The request -
Write out exactly, please, the lines from the one containing "Type out the text in this image." to the end of the material.

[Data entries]
..............................

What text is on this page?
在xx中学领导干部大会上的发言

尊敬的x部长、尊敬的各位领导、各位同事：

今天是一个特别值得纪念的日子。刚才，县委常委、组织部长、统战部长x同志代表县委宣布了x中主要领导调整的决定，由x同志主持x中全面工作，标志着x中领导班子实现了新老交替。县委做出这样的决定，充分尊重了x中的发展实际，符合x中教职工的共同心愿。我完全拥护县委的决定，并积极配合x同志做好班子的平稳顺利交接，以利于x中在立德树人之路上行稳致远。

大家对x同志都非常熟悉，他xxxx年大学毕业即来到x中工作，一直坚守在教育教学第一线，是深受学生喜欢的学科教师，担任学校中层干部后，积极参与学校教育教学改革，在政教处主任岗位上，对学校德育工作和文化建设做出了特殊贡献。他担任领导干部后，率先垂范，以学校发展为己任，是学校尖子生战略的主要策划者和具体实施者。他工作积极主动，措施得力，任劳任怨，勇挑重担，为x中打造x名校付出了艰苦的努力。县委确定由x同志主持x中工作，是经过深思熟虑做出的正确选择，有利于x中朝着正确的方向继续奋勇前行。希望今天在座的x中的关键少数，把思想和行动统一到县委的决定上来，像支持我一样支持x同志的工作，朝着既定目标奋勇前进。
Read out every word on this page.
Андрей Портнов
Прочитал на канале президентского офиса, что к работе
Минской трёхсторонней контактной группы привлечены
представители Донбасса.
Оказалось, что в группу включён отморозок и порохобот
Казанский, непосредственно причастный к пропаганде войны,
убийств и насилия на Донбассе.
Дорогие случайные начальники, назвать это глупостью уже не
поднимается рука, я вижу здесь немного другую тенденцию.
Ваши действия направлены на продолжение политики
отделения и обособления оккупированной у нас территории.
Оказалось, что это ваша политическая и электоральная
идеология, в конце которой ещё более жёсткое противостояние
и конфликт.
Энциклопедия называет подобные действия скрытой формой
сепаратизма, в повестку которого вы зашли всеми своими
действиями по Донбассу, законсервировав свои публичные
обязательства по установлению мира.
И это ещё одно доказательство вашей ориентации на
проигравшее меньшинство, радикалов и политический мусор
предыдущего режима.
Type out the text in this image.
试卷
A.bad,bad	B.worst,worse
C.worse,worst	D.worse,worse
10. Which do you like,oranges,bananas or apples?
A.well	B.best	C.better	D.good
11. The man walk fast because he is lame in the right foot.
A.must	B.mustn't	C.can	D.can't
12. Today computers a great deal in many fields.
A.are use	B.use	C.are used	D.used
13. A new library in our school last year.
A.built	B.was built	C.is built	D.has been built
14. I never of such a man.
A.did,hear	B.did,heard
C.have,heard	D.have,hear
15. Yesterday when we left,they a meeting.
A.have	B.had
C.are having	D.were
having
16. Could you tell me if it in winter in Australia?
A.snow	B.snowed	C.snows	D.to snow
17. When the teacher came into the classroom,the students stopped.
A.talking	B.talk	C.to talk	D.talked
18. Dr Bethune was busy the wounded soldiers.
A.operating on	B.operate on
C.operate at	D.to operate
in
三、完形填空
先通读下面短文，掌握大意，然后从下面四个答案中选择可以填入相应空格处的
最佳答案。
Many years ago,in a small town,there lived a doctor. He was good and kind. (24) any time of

..............................

The completed task -
Type out the text in this image.
试卷
A.bad,bad	B.worst,worse
C.worse,worst	D.worse,worse
10. Which do you like,oranges,bananas or apples?
A.well	B.best	C.better	D.good
11. The man walk fast because he is lame in the right foot.
A.must	B.mustn't	C.can	D.can't
12. Today computers a great deal in many fields.
A.are use	B.use	C.are used	D.used
13. A new library in our school last year.
A.built	B.was built	C.is built	D.has been built
14. I never of such a man.
A.did,hear	B.did,heard
C.have,heard	D.have,hear
15. Yesterday when we left,they a meeting.
A.have	B.had
C.are having	D.were
having
16. Could you tell me if it in winter in Australia?
A.snow	B.snowed	C.snows	D.to snow
17. When the teacher came into the classroom,the students stopped.
A.talking	B.talk	C.to talk	D.talked
18. Dr Bethune was busy the wounded soldiers.
A.operating on	B.operate on
C.operate at	D.to operate
in
三、完形填空
先通读下面短文，掌握大意，然后从下面四个答案中选择可以填入相应空格处的
最佳答案。
Many years ago,in a small town,there lived a doctor. He was good and kind. (24) any time of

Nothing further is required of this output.